| Task instructions |
Search the data for the string "birth" and extract every line where it appears.

| Dataset |
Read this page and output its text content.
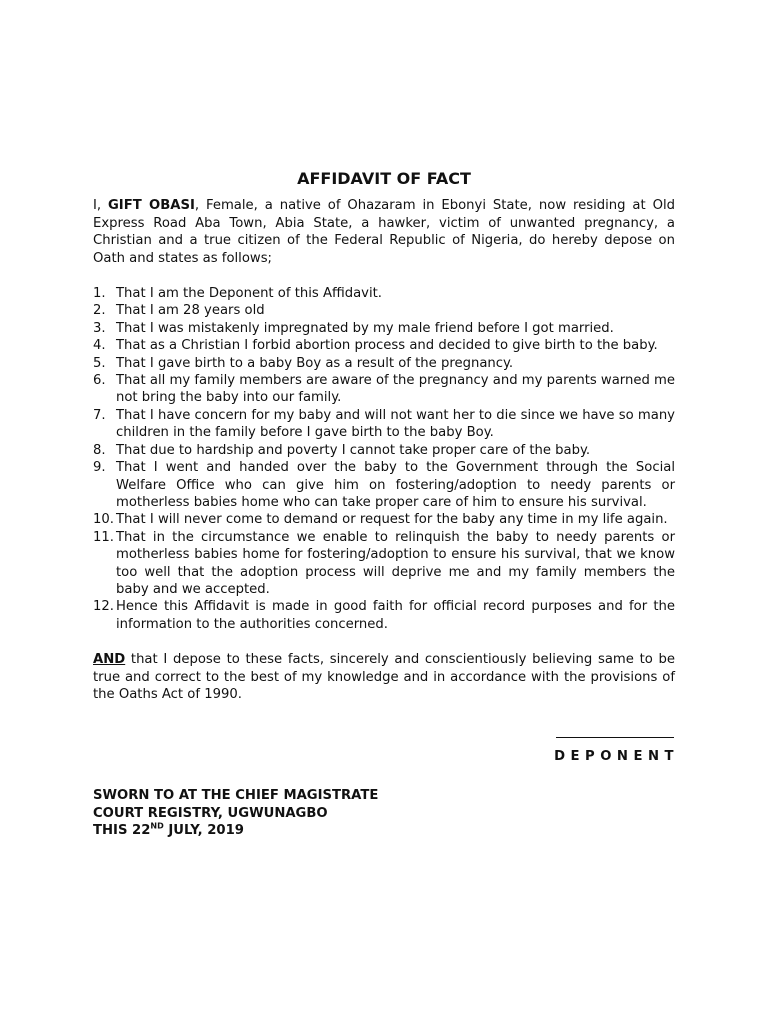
AFFIDAVIT OF FACT

I, GIFT OBASI, Female, a native of Ohazaram in Ebonyi State, now residing at Old Express Road Aba Town, Abia State, a hawker, victim of unwanted pregnancy, a Christian and a true citizen of the Federal Republic of Nigeria, do hereby depose on Oath and states as follows;

1. That I am the Deponent of this Affidavit.
2. That I am 28 years old
3. That I was mistakenly impregnated by my male friend before I got married.
4. That as a Christian I forbid abortion process and decided to give birth to the baby.
5. That I gave birth to a baby Boy as a result of the pregnancy.
6. That all my family members are aware of the pregnancy and my parents warned me not bring the baby into our family.
7. That I have concern for my baby and will not want her to die since we have so many children in the family before I gave birth to the baby Boy.
8. That due to hardship and poverty I cannot take proper care of the baby.
9. That I went and handed over the baby to the Government through the Social Welfare Office who can give him on fostering/adoption to needy parents or motherless babies home who can take proper care of him to ensure his survival.
10. That I will never come to demand or request for the baby any time in my life again.
11. That in the circumstance we enable to relinquish the baby to needy parents or motherless babies home for fostering/adoption to ensure his survival, that we know too well that the adoption process will deprive me and my family members the baby and we accepted.
12. Hence this Affidavit is made in good faith for official record purposes and for the information to the authorities concerned.

AND that I depose to these facts, sincerely and conscientiously believing same to be true and correct to the best of my knowledge and in accordance with the provisions of the Oaths Act of 1990.

DEPONENT
SWORN TO AT THE CHIEF MAGISTRATE
COURT REGISTRY, UGWUNAGBO
THIS 22ND JULY, 2019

| Answer to the problem |
4. That as a Christian I forbid abortion process and decided to give birth to the baby.
5. That I gave birth to a baby Boy as a result of the pregnancy.
7. That I have concern for my baby and will not want her to die since we have so many children in the family before I gave birth to the baby Boy.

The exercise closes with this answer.